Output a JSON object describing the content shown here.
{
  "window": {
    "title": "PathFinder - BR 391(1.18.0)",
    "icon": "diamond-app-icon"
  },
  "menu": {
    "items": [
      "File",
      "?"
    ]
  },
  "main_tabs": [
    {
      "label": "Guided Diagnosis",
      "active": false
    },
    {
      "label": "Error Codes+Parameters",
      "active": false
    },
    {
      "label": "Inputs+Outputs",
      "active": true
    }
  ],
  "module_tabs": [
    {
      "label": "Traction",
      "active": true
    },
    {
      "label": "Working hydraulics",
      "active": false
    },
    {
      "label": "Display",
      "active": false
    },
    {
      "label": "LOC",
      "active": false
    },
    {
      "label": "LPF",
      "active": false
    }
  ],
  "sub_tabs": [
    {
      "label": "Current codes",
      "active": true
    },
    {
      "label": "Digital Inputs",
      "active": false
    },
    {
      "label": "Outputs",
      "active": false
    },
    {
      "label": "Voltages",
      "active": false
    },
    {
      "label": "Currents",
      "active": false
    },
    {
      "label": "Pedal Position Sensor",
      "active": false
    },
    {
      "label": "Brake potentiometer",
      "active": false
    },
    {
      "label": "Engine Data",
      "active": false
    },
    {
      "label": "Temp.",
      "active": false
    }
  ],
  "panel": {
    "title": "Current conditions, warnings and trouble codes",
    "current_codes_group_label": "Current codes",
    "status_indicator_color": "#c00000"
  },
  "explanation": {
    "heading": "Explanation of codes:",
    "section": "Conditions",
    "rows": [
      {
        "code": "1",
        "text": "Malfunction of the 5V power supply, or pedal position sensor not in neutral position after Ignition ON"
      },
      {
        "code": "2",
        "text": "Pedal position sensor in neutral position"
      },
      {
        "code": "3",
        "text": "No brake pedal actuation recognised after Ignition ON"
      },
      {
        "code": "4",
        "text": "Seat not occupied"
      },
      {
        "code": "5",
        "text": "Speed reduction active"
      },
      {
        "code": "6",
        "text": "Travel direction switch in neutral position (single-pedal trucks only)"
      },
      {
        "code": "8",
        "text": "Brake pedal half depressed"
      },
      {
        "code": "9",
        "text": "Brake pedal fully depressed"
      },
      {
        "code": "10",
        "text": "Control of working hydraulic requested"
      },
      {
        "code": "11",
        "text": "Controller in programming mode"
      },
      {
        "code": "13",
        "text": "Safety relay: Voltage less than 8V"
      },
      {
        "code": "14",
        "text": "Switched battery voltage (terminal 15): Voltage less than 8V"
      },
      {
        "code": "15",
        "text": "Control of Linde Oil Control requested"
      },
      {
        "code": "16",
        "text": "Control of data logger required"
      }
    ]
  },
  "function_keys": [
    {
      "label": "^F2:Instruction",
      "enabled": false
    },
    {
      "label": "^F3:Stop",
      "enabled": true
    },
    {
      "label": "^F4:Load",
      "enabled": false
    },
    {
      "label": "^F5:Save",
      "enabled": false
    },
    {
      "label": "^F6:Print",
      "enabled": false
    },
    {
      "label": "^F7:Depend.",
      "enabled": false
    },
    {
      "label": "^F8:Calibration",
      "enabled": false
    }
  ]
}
* * * * *
Work to do:
Above are the records; retype them all without a single difference.

Complete response:
Output a JSON object describing the content shown here.
{
  "window": {
    "title": "PathFinder - BR 391(1.18.0)",
    "icon": "diamond-app-icon"
  },
  "menu": {
    "items": [
      "File",
      "?"
    ]
  },
  "main_tabs": [
    {
      "label": "Guided Diagnosis",
      "active": false
    },
    {
      "label": "Error Codes+Parameters",
      "active": false
    },
    {
      "label": "Inputs+Outputs",
      "active": true
    }
  ],
  "module_tabs": [
    {
      "label": "Traction",
      "active": true
    },
    {
      "label": "Working hydraulics",
      "active": false
    },
    {
      "label": "Display",
      "active": false
    },
    {
      "label": "LOC",
      "active": false
    },
    {
      "label": "LPF",
      "active": false
    }
  ],
  "sub_tabs": [
    {
      "label": "Current codes",
      "active": true
    },
    {
      "label": "Digital Inputs",
      "active": false
    },
    {
      "label": "Outputs",
      "active": false
    },
    {
      "label": "Voltages",
      "active": false
    },
    {
      "label": "Currents",
      "active": false
    },
    {
      "label": "Pedal Position Sensor",
      "active": false
    },
    {
      "label": "Brake potentiometer",
      "active": false
    },
    {
      "label": "Engine Data",
      "active": false
    },
    {
      "label": "Temp.",
      "active": false
    }
  ],
  "panel": {
    "title": "Current conditions, warnings and trouble codes",
    "current_codes_group_label": "Current codes",
    "status_indicator_color": "#c00000"
  },
  "explanation": {
    "heading": "Explanation of codes:",
    "section": "Conditions",
    "rows": [
      {
        "code": "1",
        "text": "Malfunction of the 5V power supply, or pedal position sensor not in neutral position after Ignition ON"
      },
      {
        "code": "2",
        "text": "Pedal position sensor in neutral position"
      },
      {
        "code": "3",
        "text": "No brake pedal actuation recognised after Ignition ON"
      },
      {
        "code": "4",
        "text": "Seat not occupied"
      },
      {
        "code": "5",
        "text": "Speed reduction active"
      },
      {
        "code": "6",
        "text": "Travel direction switch in neutral position (single-pedal trucks only)"
      },
      {
        "code": "8",
        "text": "Brake pedal half depressed"
      },
      {
        "code": "9",
        "text": "Brake pedal fully depressed"
      },
      {
        "code": "10",
        "text": "Control of working hydraulic requested"
      },
      {
        "code": "11",
        "text": "Controller in programming mode"
      },
      {
        "code": "13",
        "text": "Safety relay: Voltage less than 8V"
      },
      {
        "code": "14",
        "text": "Switched battery voltage (terminal 15): Voltage less than 8V"
      },
      {
        "code": "15",
        "text": "Control of Linde Oil Control requested"
      },
      {
        "code": "16",
        "text": "Control of data logger required"
      }
    ]
  },
  "function_keys": [
    {
      "label": "^F2:Instruction",
      "enabled": false
    },
    {
      "label": "^F3:Stop",
      "enabled": true
    },
    {
      "label": "^F4:Load",
      "enabled": false
    },
    {
      "label": "^F5:Save",
      "enabled": false
    },
    {
      "label": "^F6:Print",
      "enabled": false
    },
    {
      "label": "^F7:Depend.",
      "enabled": false
    },
    {
      "label": "^F8:Calibration",
      "enabled": false
    }
  ]
}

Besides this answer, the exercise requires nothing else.